### [Task statement]
Scan the material for the word "Library", and copy each line where it shows up.
[START Items]
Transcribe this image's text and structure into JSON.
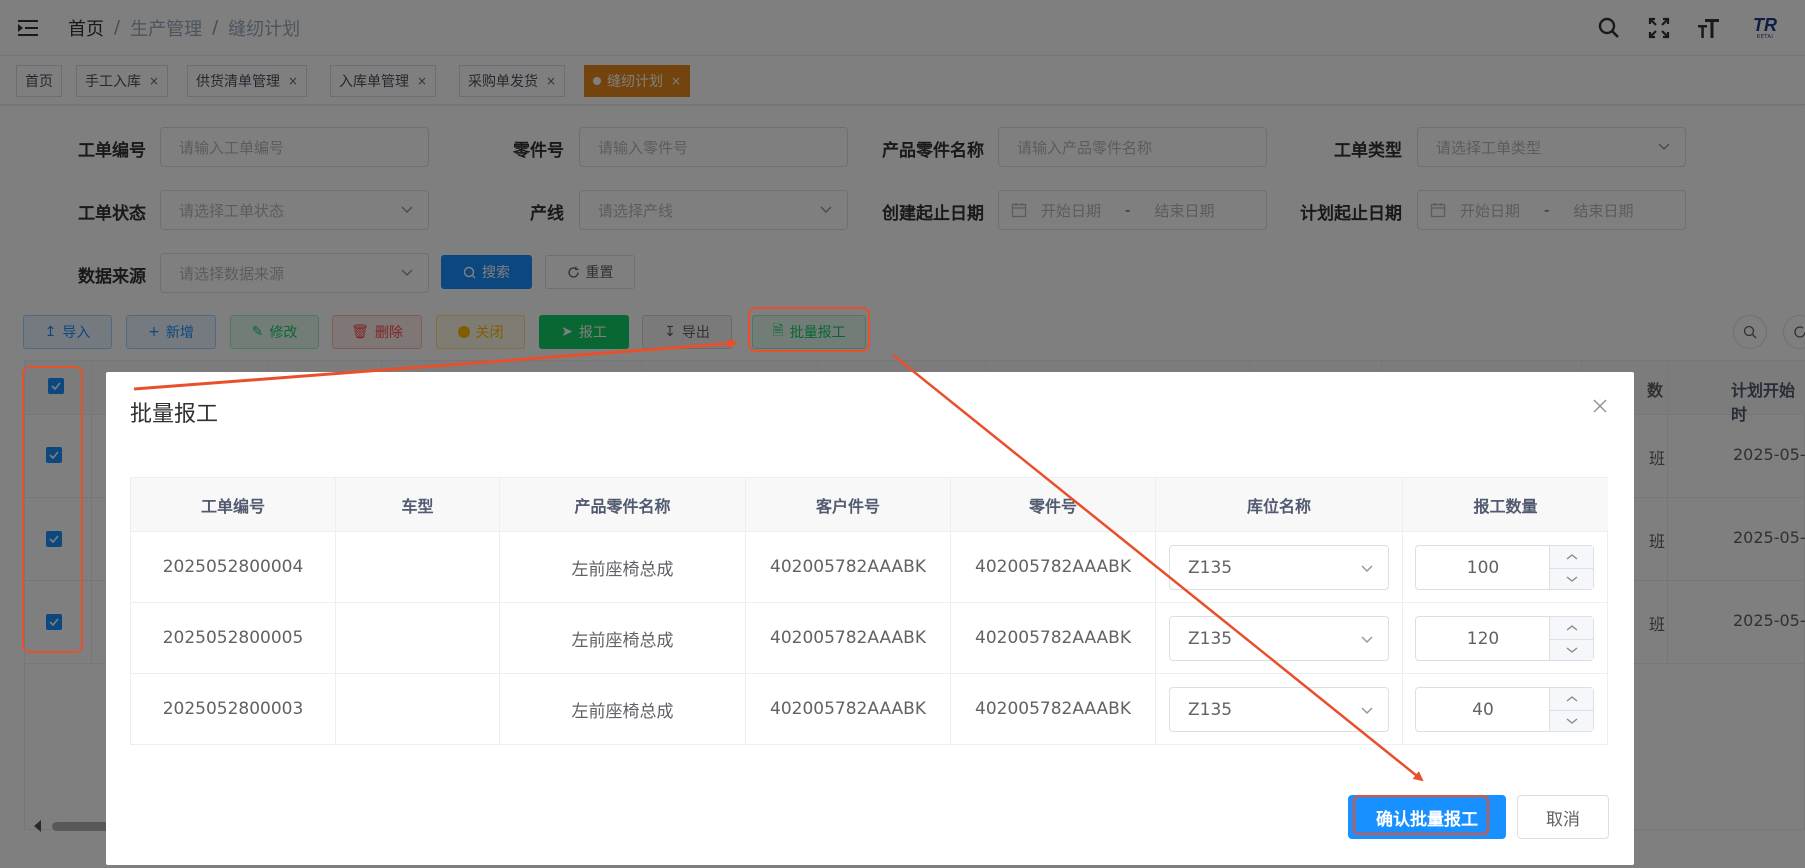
{
  "header": {
    "breadcrumb": [
      "首页",
      "生产管理",
      "缝纫计划"
    ],
    "separator": "/",
    "icons": [
      "search-icon",
      "fullscreen-icon",
      "font-size-icon"
    ],
    "logo_text": "TR",
    "logo_sub": "RETAI"
  },
  "tags": [
    {
      "label": "首页",
      "closable": false
    },
    {
      "label": "手工入库",
      "closable": true
    },
    {
      "label": "供货清单管理",
      "closable": true
    },
    {
      "label": "入库单管理",
      "closable": true
    },
    {
      "label": "采购单发货",
      "closable": true
    },
    {
      "label": "缝纫计划",
      "closable": true,
      "active": true
    }
  ],
  "close_glyph": "×",
  "form": {
    "work_order_no": {
      "label": "工单编号",
      "placeholder": "请输入工单编号"
    },
    "part_no": {
      "label": "零件号",
      "placeholder": "请输入零件号"
    },
    "product_part_name": {
      "label": "产品零件名称",
      "placeholder": "请输入产品零件名称"
    },
    "work_order_type": {
      "label": "工单类型",
      "placeholder": "请选择工单类型"
    },
    "work_order_status": {
      "label": "工单状态",
      "placeholder": "请选择工单状态"
    },
    "production_line": {
      "label": "产线",
      "placeholder": "请选择产线"
    },
    "create_date_range": {
      "label": "创建起止日期",
      "start": "开始日期",
      "end": "结束日期",
      "dash": "-"
    },
    "plan_date_range": {
      "label": "计划起止日期",
      "start": "开始日期",
      "end": "结束日期",
      "dash": "-"
    },
    "data_source": {
      "label": "数据来源",
      "placeholder": "请选择数据来源"
    },
    "search_label": "搜索",
    "reset_label": "重置"
  },
  "toolbar": {
    "import": "导入",
    "add": "新增",
    "edit": "修改",
    "delete": "删除",
    "close": "关闭",
    "report": "报工",
    "export": "导出",
    "batch_report": "批量报工"
  },
  "bg_table": {
    "header_right": "计划开始时",
    "header_partial": "数",
    "rows": [
      {
        "plan_start": "2025-05-",
        "partial": "班"
      },
      {
        "plan_start": "2025-05-",
        "partial": "班"
      },
      {
        "plan_start": "2025-05-",
        "partial": "班"
      }
    ]
  },
  "dialog": {
    "title": "批量报工",
    "columns": [
      "工单编号",
      "车型",
      "产品零件名称",
      "客户件号",
      "零件号",
      "库位名称",
      "报工数量"
    ],
    "rows": [
      {
        "work_order_no": "2025052800004",
        "car_model": "",
        "product_name": "左前座椅总成",
        "customer_part_no": "402005782AAABK",
        "part_no": "402005782AAABK",
        "location": "Z135",
        "quantity": "100"
      },
      {
        "work_order_no": "2025052800005",
        "car_model": "",
        "product_name": "左前座椅总成",
        "customer_part_no": "402005782AAABK",
        "part_no": "402005782AAABK",
        "location": "Z135",
        "quantity": "120"
      },
      {
        "work_order_no": "2025052800003",
        "car_model": "",
        "product_name": "左前座椅总成",
        "customer_part_no": "402005782AAABK",
        "part_no": "402005782AAABK",
        "location": "Z135",
        "quantity": "40"
      }
    ],
    "confirm_label": "确认批量报工",
    "cancel_label": "取消"
  },
  "colors": {
    "primary": "#1890ff",
    "active_tag": "#e6891a",
    "annotation": "#e8502c",
    "success": "#13ce66"
  }
}
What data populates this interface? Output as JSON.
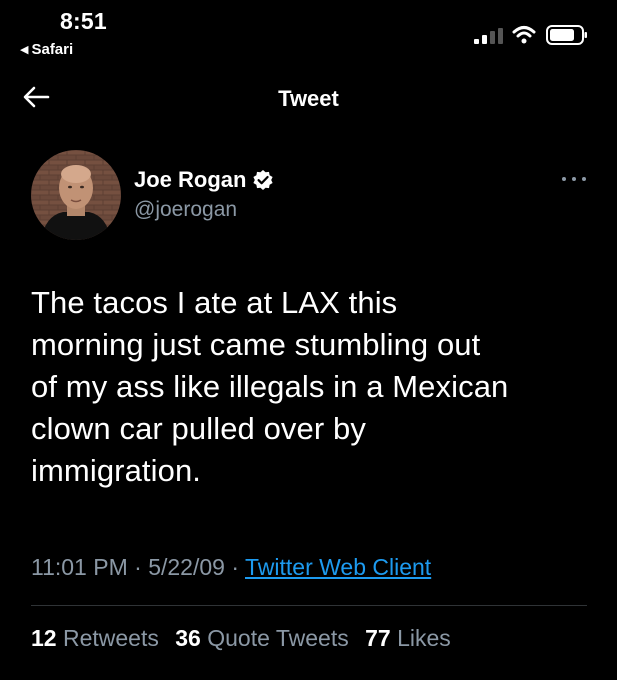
{
  "status_bar": {
    "time": "8:51",
    "back_app": "Safari",
    "icons": [
      "signal-bars-icon",
      "wifi-icon",
      "battery-icon"
    ]
  },
  "nav": {
    "back_icon": "back-arrow-icon",
    "title": "Tweet"
  },
  "tweet": {
    "author": {
      "name": "Joe Rogan",
      "handle": "@joerogan",
      "verified": true
    },
    "text": "The tacos I ate at LAX this\nmorning just came stumbling out\nof my ass like illegals in  a Mexican\nclown car pulled over by\nimmigration.",
    "time": "11:01 PM",
    "separator": "·",
    "date": "5/22/09",
    "client": "Twitter Web Client",
    "stats": {
      "retweets_count": "12",
      "retweets_label": "Retweets",
      "quotes_count": "36",
      "quotes_label": "Quote Tweets",
      "likes_count": "77",
      "likes_label": "Likes"
    }
  },
  "colors": {
    "background": "#000000",
    "link": "#1d9bf0",
    "secondary_text": "#8b98a5",
    "verified_badge": "#ffffff"
  }
}
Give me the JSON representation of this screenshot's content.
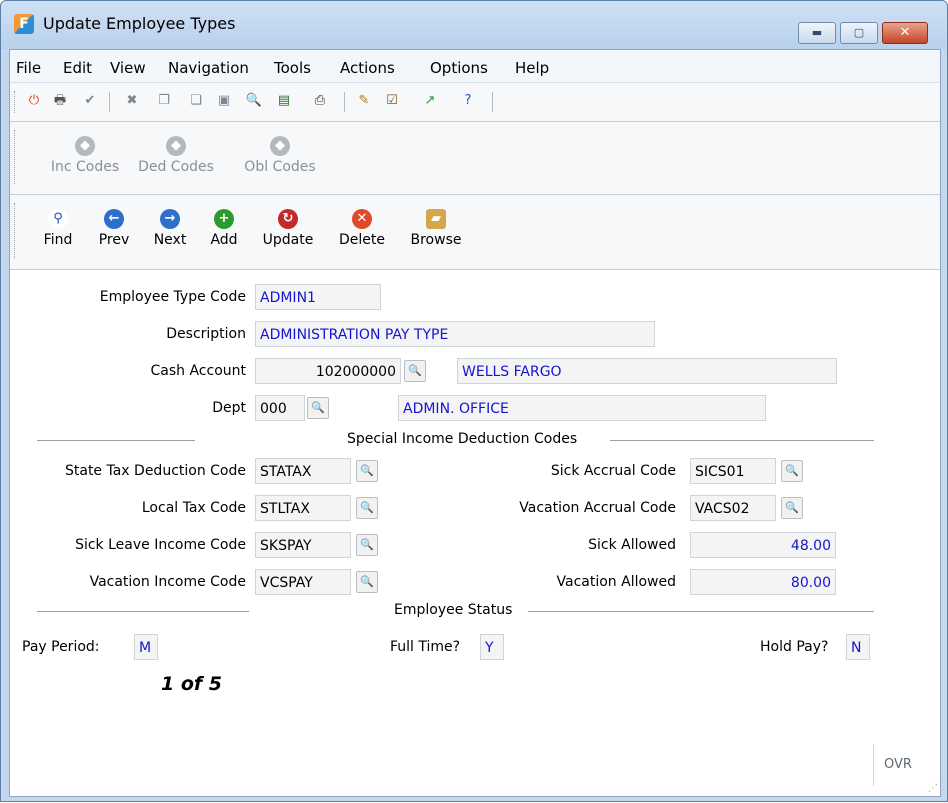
{
  "window": {
    "title": "Update Employee Types",
    "controls": {
      "minimize": "▬",
      "maximize": "▢",
      "close": "✕"
    }
  },
  "menu": [
    "File",
    "Edit",
    "View",
    "Navigation",
    "Tools",
    "Actions",
    "Options",
    "Help"
  ],
  "toolbar_icons": [
    {
      "name": "power-icon",
      "glyph": "⏻",
      "color": "#d8401e"
    },
    {
      "name": "print-icon",
      "glyph": "🖶",
      "color": "#555555"
    },
    {
      "name": "check-icon",
      "glyph": "✔",
      "color": "#7d8590"
    },
    {
      "name": "cancel-icon",
      "glyph": "✖",
      "color": "#7d8590"
    },
    {
      "name": "copy-icon",
      "glyph": "❐",
      "color": "#7d8590"
    },
    {
      "name": "paste-icon",
      "glyph": "❏",
      "color": "#7d8590"
    },
    {
      "name": "select-icon",
      "glyph": "▣",
      "color": "#7d8590"
    },
    {
      "name": "zoom-icon",
      "glyph": "🔍",
      "color": "#333333"
    },
    {
      "name": "notes-icon",
      "glyph": "▤",
      "color": "#2f6b2f"
    },
    {
      "name": "attach-icon",
      "glyph": "⎙",
      "color": "#333333"
    },
    {
      "name": "report-icon",
      "glyph": "✎",
      "color": "#b07a12"
    },
    {
      "name": "checklist-icon",
      "glyph": "☑",
      "color": "#7a5a12"
    },
    {
      "name": "chart-icon",
      "glyph": "↗",
      "color": "#1f9a2f"
    },
    {
      "name": "help-icon",
      "glyph": "?",
      "color": "#1a56c7"
    }
  ],
  "code_buttons": [
    "Inc Codes",
    "Ded Codes",
    "Obl Codes"
  ],
  "nav_buttons": [
    {
      "name": "find",
      "label": "Find",
      "glyph": "🔍",
      "color": "#ffffff"
    },
    {
      "name": "prev",
      "label": "Prev",
      "glyph": "←",
      "color": "#2f6fc9"
    },
    {
      "name": "next",
      "label": "Next",
      "glyph": "→",
      "color": "#2f6fc9"
    },
    {
      "name": "add",
      "label": "Add",
      "glyph": "+",
      "color": "#2e9a2e"
    },
    {
      "name": "update",
      "label": "Update",
      "glyph": "↻",
      "color": "#c22a2a"
    },
    {
      "name": "delete",
      "label": "Delete",
      "glyph": "✕",
      "color": "#e04a2a"
    },
    {
      "name": "browse",
      "label": "Browse",
      "glyph": "▰",
      "color": "#d6a64a"
    }
  ],
  "form": {
    "employee_type_code": {
      "label": "Employee Type Code",
      "value": "ADMIN1"
    },
    "description": {
      "label": "Description",
      "value": "ADMINISTRATION PAY TYPE"
    },
    "cash_account": {
      "label": "Cash Account",
      "value": "102000000",
      "name": "WELLS FARGO"
    },
    "dept": {
      "label": "Dept",
      "value": "000",
      "name": "ADMIN. OFFICE"
    },
    "special_section": "Special Income Deduction Codes",
    "state_tax": {
      "label": "State Tax Deduction Code",
      "value": "STATAX"
    },
    "local_tax": {
      "label": "Local Tax Code",
      "value": "STLTAX"
    },
    "sick_leave_income": {
      "label": "Sick Leave Income Code",
      "value": "SKSPAY"
    },
    "vacation_income": {
      "label": "Vacation Income Code",
      "value": "VCSPAY"
    },
    "sick_accrual": {
      "label": "Sick Accrual Code",
      "value": "SICS01"
    },
    "vacation_accrual": {
      "label": "Vacation Accrual Code",
      "value": "VACS02"
    },
    "sick_allowed": {
      "label": "Sick Allowed",
      "value": "48.00"
    },
    "vacation_allowed": {
      "label": "Vacation Allowed",
      "value": "80.00"
    },
    "status_section": "Employee Status",
    "pay_period": {
      "label": "Pay Period:",
      "value": "M"
    },
    "full_time": {
      "label": "Full Time?",
      "value": "Y"
    },
    "hold_pay": {
      "label": "Hold Pay?",
      "value": "N"
    },
    "record_position": "1 of 5"
  },
  "statusbar": {
    "mode": "OVR"
  }
}
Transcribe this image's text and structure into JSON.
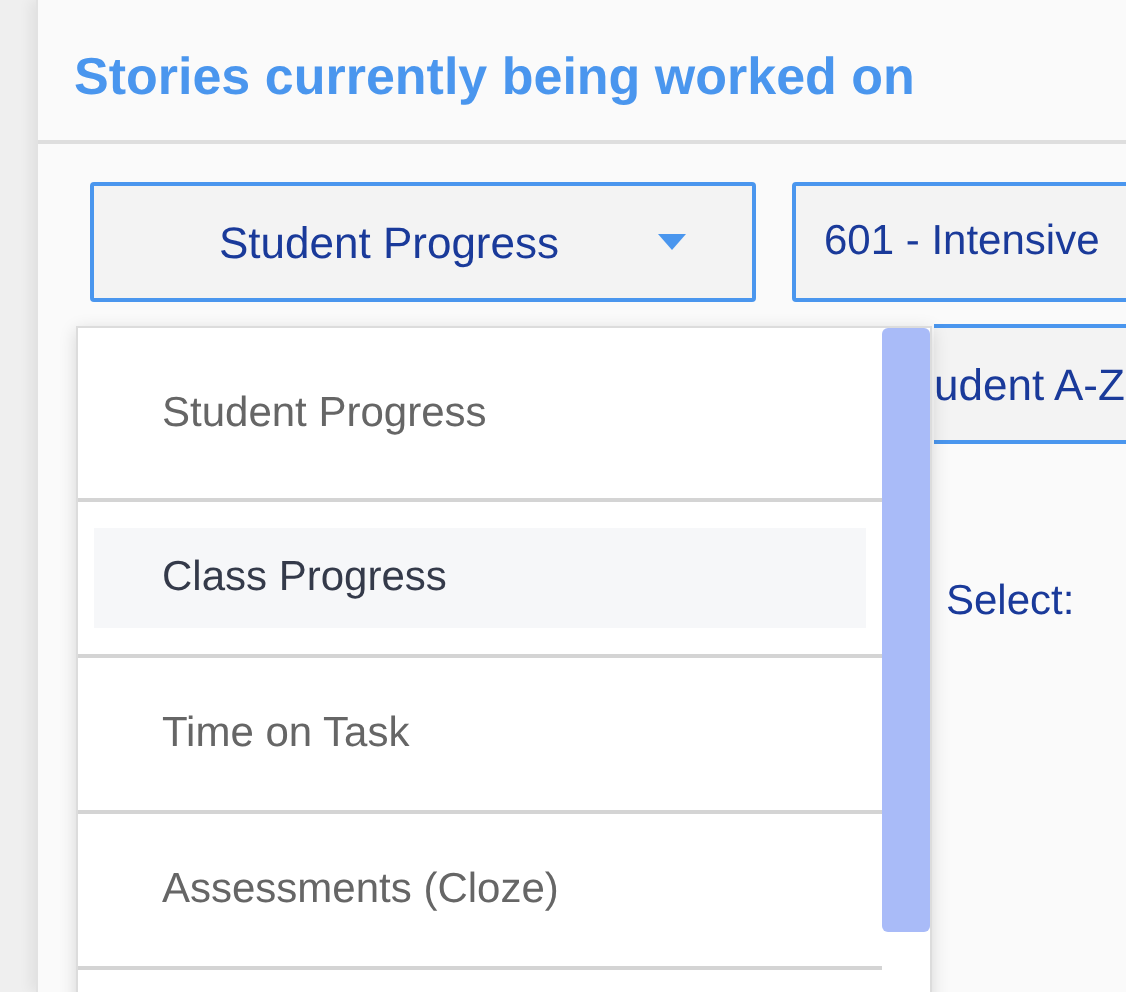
{
  "title": "Stories currently being worked on",
  "report_select": {
    "value": "Student Progress",
    "expanded": true
  },
  "class_select": {
    "value": "601 - Intensive"
  },
  "sort_button": {
    "label": "udent A-Z"
  },
  "select_label": "Select:",
  "menu_items": [
    {
      "label": "Student Progress",
      "highlighted": false
    },
    {
      "label": "Class Progress",
      "highlighted": true
    },
    {
      "label": "Time on Task",
      "highlighted": false
    },
    {
      "label": "Assessments (Cloze)",
      "highlighted": false
    }
  ]
}
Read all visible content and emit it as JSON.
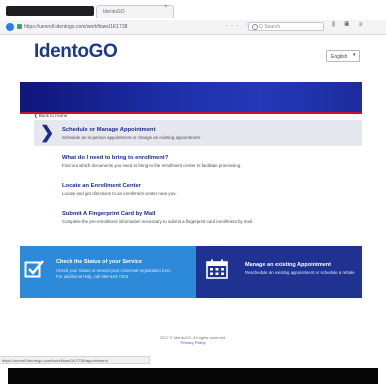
{
  "browser": {
    "tab_title": "IdentoGO",
    "url": "https://uenroll.identogo.com/workflows/1K1738",
    "search_placeholder": "Q Search",
    "page_actions": "··· ♡ ☆",
    "toolbar_icons": "⫼ ▣ ≡",
    "tab_close": "×",
    "status_url": "https://uenroll.identogo.com/workflows/1K1738/appointment"
  },
  "header": {
    "logo": "IdentoGO",
    "language": "English"
  },
  "back_link": "❮ Back to Home",
  "options": [
    {
      "title": "Schedule or Manage Appointment",
      "desc": "Schedule an in-person appointment or change an existing appointment."
    },
    {
      "title": "What do I need to bring to enrollment?",
      "desc": "Find out which documents you need to bring to the enrollment center to facilitate processing."
    },
    {
      "title": "Locate an Enrollment Center",
      "desc": "Locate and get directions to an enrollment center near you."
    },
    {
      "title": "Submit A Fingerprint Card by Mail",
      "desc": "Complete the pre-enrollment information necessary to submit a fingerprint card enrollment by mail."
    }
  ],
  "cards": {
    "status": {
      "title": "Check the Status of your Service",
      "line1": "Check your status or resend your Universal registration form",
      "line2": "For additional help, call 855-643-7404"
    },
    "manage": {
      "title": "Manage an existing Appointment",
      "line1": "Reschedule an existing appointment or schedule a rebate"
    }
  },
  "footer": {
    "copyright": "2017 © IdentoGO. All rights reserved.",
    "privacy": "Privacy Policy"
  },
  "colors": {
    "brand_blue": "#1c3a8c",
    "band_dark": "#10167a",
    "accent_red": "#c8102e",
    "status_card": "#2d8ad8",
    "manage_card": "#1f3191"
  }
}
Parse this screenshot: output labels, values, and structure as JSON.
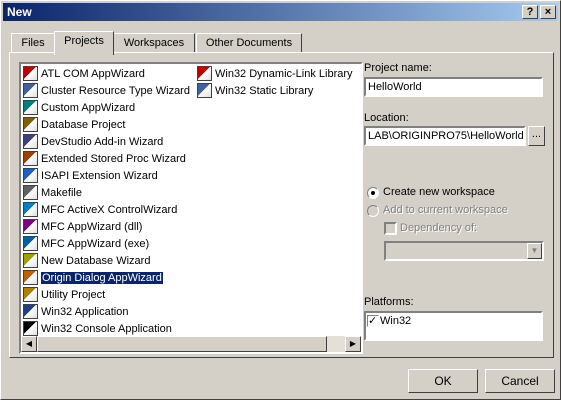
{
  "window": {
    "title": "New",
    "help_glyph": "?",
    "close_glyph": "×"
  },
  "tabs": [
    "Files",
    "Projects",
    "Workspaces",
    "Other Documents"
  ],
  "active_tab": "Projects",
  "projects_col1": [
    {
      "label": "ATL COM AppWizard",
      "icon": "atl-icon"
    },
    {
      "label": "Cluster Resource Type Wizard",
      "icon": "cluster-icon"
    },
    {
      "label": "Custom AppWizard",
      "icon": "custom-wizard-icon"
    },
    {
      "label": "Database Project",
      "icon": "database-icon"
    },
    {
      "label": "DevStudio Add-in Wizard",
      "icon": "addin-icon"
    },
    {
      "label": "Extended Stored Proc Wizard",
      "icon": "stored-proc-icon"
    },
    {
      "label": "ISAPI Extension Wizard",
      "icon": "isapi-icon"
    },
    {
      "label": "Makefile",
      "icon": "makefile-icon"
    },
    {
      "label": "MFC ActiveX ControlWizard",
      "icon": "activex-icon"
    },
    {
      "label": "MFC AppWizard (dll)",
      "icon": "mfc-dll-icon"
    },
    {
      "label": "MFC AppWizard (exe)",
      "icon": "mfc-exe-icon"
    },
    {
      "label": "New Database Wizard",
      "icon": "new-db-icon"
    },
    {
      "label": "Origin Dialog AppWizard",
      "icon": "origin-icon",
      "selected": true
    },
    {
      "label": "Utility Project",
      "icon": "utility-icon"
    },
    {
      "label": "Win32 Application",
      "icon": "win32-app-icon"
    },
    {
      "label": "Win32 Console Application",
      "icon": "console-icon"
    }
  ],
  "projects_col2": [
    {
      "label": "Win32 Dynamic-Link Library",
      "icon": "dll-icon"
    },
    {
      "label": "Win32 Static Library",
      "icon": "static-lib-icon"
    }
  ],
  "form": {
    "project_name_label": "Project name:",
    "project_name_value": "HelloWorld",
    "location_label": "Location:",
    "location_value": "LAB\\ORIGINPRO75\\HelloWorld",
    "browse_label": "...",
    "create_new_label": "Create new workspace",
    "add_current_label": "Add to current workspace",
    "dependency_label": "Dependency of:",
    "platforms_label": "Platforms:",
    "platform_item": "Win32"
  },
  "buttons": {
    "ok": "OK",
    "cancel": "Cancel"
  },
  "colors": {
    "title_start": "#0a246a",
    "title_end": "#a6caf0",
    "face": "#d4d0c8",
    "selection": "#0a246a"
  }
}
[END Items]
### [Solution]
      "label": "Win32 Dynamic-Link Library",
      "label": "Win32 Static Library",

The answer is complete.